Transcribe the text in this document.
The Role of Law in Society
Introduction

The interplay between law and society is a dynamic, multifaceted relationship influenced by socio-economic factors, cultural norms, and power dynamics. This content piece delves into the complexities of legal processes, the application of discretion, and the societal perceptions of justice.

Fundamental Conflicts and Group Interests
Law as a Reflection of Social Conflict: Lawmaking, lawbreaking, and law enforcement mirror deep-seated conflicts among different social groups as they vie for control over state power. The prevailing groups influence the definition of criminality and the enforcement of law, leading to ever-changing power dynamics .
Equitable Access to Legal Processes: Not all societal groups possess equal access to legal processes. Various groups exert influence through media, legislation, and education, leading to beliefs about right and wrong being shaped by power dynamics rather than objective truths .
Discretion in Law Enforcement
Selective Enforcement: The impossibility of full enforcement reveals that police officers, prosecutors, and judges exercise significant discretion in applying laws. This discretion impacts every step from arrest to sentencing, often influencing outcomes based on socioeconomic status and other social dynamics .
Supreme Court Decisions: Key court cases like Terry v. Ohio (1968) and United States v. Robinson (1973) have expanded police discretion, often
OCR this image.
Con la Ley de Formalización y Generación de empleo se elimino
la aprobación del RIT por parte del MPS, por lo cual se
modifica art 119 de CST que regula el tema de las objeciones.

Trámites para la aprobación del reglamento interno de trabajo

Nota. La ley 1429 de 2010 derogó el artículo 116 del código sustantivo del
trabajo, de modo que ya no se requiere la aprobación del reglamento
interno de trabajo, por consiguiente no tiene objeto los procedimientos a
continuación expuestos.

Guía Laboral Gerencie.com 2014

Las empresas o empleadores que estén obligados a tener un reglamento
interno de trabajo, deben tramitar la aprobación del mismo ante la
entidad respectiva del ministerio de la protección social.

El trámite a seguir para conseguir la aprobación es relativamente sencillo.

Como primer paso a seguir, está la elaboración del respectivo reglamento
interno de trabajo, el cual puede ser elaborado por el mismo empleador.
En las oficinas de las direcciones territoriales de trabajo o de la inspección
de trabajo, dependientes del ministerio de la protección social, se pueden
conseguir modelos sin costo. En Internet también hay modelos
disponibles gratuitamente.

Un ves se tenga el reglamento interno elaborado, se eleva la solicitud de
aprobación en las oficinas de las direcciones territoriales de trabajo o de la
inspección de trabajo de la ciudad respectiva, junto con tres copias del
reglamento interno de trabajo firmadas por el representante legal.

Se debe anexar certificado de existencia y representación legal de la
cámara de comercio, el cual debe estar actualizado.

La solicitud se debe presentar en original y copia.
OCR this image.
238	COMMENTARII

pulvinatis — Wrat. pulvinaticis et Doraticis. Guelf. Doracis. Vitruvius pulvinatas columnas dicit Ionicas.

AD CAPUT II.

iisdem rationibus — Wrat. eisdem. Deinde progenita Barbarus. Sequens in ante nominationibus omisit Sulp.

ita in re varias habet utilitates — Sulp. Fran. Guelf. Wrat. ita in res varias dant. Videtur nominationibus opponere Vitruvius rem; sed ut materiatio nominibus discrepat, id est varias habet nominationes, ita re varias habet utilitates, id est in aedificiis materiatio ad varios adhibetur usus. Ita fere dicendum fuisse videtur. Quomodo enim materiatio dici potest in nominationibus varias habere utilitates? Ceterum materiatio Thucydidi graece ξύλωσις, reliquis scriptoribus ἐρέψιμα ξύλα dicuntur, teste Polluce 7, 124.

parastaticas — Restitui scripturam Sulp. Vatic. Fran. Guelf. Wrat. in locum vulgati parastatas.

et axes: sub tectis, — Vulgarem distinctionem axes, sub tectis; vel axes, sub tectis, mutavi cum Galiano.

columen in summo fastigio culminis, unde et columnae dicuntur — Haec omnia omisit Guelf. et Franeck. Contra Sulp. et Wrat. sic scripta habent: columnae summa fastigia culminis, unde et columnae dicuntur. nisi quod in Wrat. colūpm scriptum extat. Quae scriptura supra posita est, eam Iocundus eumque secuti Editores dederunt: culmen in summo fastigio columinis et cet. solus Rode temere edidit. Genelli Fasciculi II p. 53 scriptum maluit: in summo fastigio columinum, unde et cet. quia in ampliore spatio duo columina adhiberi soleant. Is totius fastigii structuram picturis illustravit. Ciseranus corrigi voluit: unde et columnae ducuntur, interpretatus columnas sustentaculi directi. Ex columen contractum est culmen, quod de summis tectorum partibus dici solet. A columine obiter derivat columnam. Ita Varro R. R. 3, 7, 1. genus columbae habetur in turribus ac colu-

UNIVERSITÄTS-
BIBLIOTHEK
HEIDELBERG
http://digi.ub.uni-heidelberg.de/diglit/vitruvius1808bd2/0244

· · · · ·

> _Exercise instructions_
Print the listing above in full, exactly as it is.

> _Written answer_
Transcribe the text in this document.
The Role of Law in Society
Introduction

The interplay between law and society is a dynamic, multifaceted relationship influenced by socio-economic factors, cultural norms, and power dynamics. This content piece delves into the complexities of legal processes, the application of discretion, and the societal perceptions of justice.

Fundamental Conflicts and Group Interests
Law as a Reflection of Social Conflict: Lawmaking, lawbreaking, and law enforcement mirror deep-seated conflicts among different social groups as they vie for control over state power. The prevailing groups influence the definition of criminality and the enforcement of law, leading to ever-changing power dynamics .
Equitable Access to Legal Processes: Not all societal groups possess equal access to legal processes. Various groups exert influence through media, legislation, and education, leading to beliefs about right and wrong being shaped by power dynamics rather than objective truths .
Discretion in Law Enforcement
Selective Enforcement: The impossibility of full enforcement reveals that police officers, prosecutors, and judges exercise significant discretion in applying laws. This discretion impacts every step from arrest to sentencing, often influencing outcomes based on socioeconomic status and other social dynamics .
Supreme Court Decisions: Key court cases like Terry v. Ohio (1968) and United States v. Robinson (1973) have expanded police discretion, often
OCR this image.
Con la Ley de Formalización y Generación de empleo se elimino
la aprobación del RIT por parte del MPS, por lo cual se
modifica art 119 de CST que regula el tema de las objeciones.

Trámites para la aprobación del reglamento interno de trabajo

Nota. La ley 1429 de 2010 derogó el artículo 116 del código sustantivo del
trabajo, de modo que ya no se requiere la aprobación del reglamento
interno de trabajo, por consiguiente no tiene objeto los procedimientos a
continuación expuestos.

Guía Laboral Gerencie.com 2014

Las empresas o empleadores que estén obligados a tener un reglamento
interno de trabajo, deben tramitar la aprobación del mismo ante la
entidad respectiva del ministerio de la protección social.

El trámite a seguir para conseguir la aprobación es relativamente sencillo.

Como primer paso a seguir, está la elaboración del respectivo reglamento
interno de trabajo, el cual puede ser elaborado por el mismo empleador.
En las oficinas de las direcciones territoriales de trabajo o de la inspección
de trabajo, dependientes del ministerio de la protección social, se pueden
conseguir modelos sin costo. En Internet también hay modelos
disponibles gratuitamente.

Un ves se tenga el reglamento interno elaborado, se eleva la solicitud de
aprobación en las oficinas de las direcciones territoriales de trabajo o de la
inspección de trabajo de la ciudad respectiva, junto con tres copias del
reglamento interno de trabajo firmadas por el representante legal.

Se debe anexar certificado de existencia y representación legal de la
cámara de comercio, el cual debe estar actualizado.

La solicitud se debe presentar en original y copia.
OCR this image.
238	COMMENTARII

pulvinatis — Wrat. pulvinaticis et Doraticis. Guelf. Doracis. Vitruvius pulvinatas columnas dicit Ionicas.

AD CAPUT II.

iisdem rationibus — Wrat. eisdem. Deinde progenita Barbarus. Sequens in ante nominationibus omisit Sulp.

ita in re varias habet utilitates — Sulp. Fran. Guelf. Wrat. ita in res varias dant. Videtur nominationibus opponere Vitruvius rem; sed ut materiatio nominibus discrepat, id est varias habet nominationes, ita re varias habet utilitates, id est in aedificiis materiatio ad varios adhibetur usus. Ita fere dicendum fuisse videtur. Quomodo enim materiatio dici potest in nominationibus varias habere utilitates? Ceterum materiatio Thucydidi graece ξύλωσις, reliquis scriptoribus ἐρέψιμα ξύλα dicuntur, teste Polluce 7, 124.

parastaticas — Restitui scripturam Sulp. Vatic. Fran. Guelf. Wrat. in locum vulgati parastatas.

et axes: sub tectis, — Vulgarem distinctionem axes, sub tectis; vel axes, sub tectis, mutavi cum Galiano.

columen in summo fastigio culminis, unde et columnae dicuntur — Haec omnia omisit Guelf. et Franeck. Contra Sulp. et Wrat. sic scripta habent: columnae summa fastigia culminis, unde et columnae dicuntur. nisi quod in Wrat. colūpm scriptum extat. Quae scriptura supra posita est, eam Iocundus eumque secuti Editores dederunt: culmen in summo fastigio columinis et cet. solus Rode temere edidit. Genelli Fasciculi II p. 53 scriptum maluit: in summo fastigio columinum, unde et cet. quia in ampliore spatio duo columina adhiberi soleant. Is totius fastigii structuram picturis illustravit. Ciseranus corrigi voluit: unde et columnae ducuntur, interpretatus columnas sustentaculi directi. Ex columen contractum est culmen, quod de summis tectorum partibus dici solet. A columine obiter derivat columnam. Ita Varro R. R. 3, 7, 1. genus columbae habetur in turribus ac colu-

UNIVERSITÄTS-
BIBLIOTHEK
HEIDELBERG
http://digi.ub.uni-heidelberg.de/diglit/vitruvius1808bd2/0244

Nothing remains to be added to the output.